Short problem
Using the listing below, select the lines with the word "JSON" and copy them.

Dataset entries

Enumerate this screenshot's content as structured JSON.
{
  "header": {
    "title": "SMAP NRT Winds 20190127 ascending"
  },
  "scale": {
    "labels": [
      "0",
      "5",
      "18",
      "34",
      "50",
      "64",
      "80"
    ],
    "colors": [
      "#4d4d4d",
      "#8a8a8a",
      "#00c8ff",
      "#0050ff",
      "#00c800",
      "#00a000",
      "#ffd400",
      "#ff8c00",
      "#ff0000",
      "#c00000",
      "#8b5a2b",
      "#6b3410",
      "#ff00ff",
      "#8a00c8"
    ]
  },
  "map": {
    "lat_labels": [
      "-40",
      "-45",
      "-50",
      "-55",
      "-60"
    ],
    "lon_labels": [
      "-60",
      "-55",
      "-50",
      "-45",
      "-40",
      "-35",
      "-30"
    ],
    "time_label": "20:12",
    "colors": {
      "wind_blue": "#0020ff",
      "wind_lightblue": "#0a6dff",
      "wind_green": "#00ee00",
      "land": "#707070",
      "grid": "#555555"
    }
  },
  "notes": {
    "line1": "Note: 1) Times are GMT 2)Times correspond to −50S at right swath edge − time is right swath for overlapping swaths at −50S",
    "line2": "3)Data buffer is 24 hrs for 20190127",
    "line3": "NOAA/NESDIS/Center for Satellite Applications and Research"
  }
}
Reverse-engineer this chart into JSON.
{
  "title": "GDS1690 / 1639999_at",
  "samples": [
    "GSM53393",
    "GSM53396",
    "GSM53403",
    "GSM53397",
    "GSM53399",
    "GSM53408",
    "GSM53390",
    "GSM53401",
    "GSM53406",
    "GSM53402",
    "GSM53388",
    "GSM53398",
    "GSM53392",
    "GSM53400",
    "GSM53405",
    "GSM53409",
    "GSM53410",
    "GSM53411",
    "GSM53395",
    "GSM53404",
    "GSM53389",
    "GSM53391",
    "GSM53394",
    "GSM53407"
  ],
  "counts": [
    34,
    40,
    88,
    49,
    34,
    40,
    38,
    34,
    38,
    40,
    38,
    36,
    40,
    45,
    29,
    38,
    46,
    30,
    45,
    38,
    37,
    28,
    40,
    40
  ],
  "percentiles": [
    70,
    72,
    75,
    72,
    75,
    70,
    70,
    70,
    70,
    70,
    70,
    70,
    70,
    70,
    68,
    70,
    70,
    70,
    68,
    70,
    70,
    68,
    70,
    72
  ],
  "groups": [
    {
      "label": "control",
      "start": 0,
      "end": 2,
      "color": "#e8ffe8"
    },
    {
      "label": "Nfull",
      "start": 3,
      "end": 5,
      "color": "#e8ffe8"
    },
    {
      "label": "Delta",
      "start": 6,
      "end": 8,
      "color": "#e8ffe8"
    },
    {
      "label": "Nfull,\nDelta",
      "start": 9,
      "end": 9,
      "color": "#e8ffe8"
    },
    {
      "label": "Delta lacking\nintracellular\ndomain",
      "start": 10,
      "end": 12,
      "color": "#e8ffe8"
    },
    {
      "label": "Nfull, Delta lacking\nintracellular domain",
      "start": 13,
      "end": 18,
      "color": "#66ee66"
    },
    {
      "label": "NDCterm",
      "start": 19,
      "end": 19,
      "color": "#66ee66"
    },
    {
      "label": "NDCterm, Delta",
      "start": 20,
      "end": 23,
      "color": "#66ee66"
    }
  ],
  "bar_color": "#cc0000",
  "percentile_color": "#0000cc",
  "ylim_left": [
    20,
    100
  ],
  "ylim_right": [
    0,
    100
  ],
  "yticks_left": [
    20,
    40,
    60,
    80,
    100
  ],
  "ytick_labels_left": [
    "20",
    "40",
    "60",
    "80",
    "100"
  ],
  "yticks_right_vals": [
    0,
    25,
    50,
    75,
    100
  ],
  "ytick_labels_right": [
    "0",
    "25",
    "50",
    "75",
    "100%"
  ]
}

Response to this task
Enumerate this screenshot's content as structured JSON.
Reverse-engineer this chart into JSON.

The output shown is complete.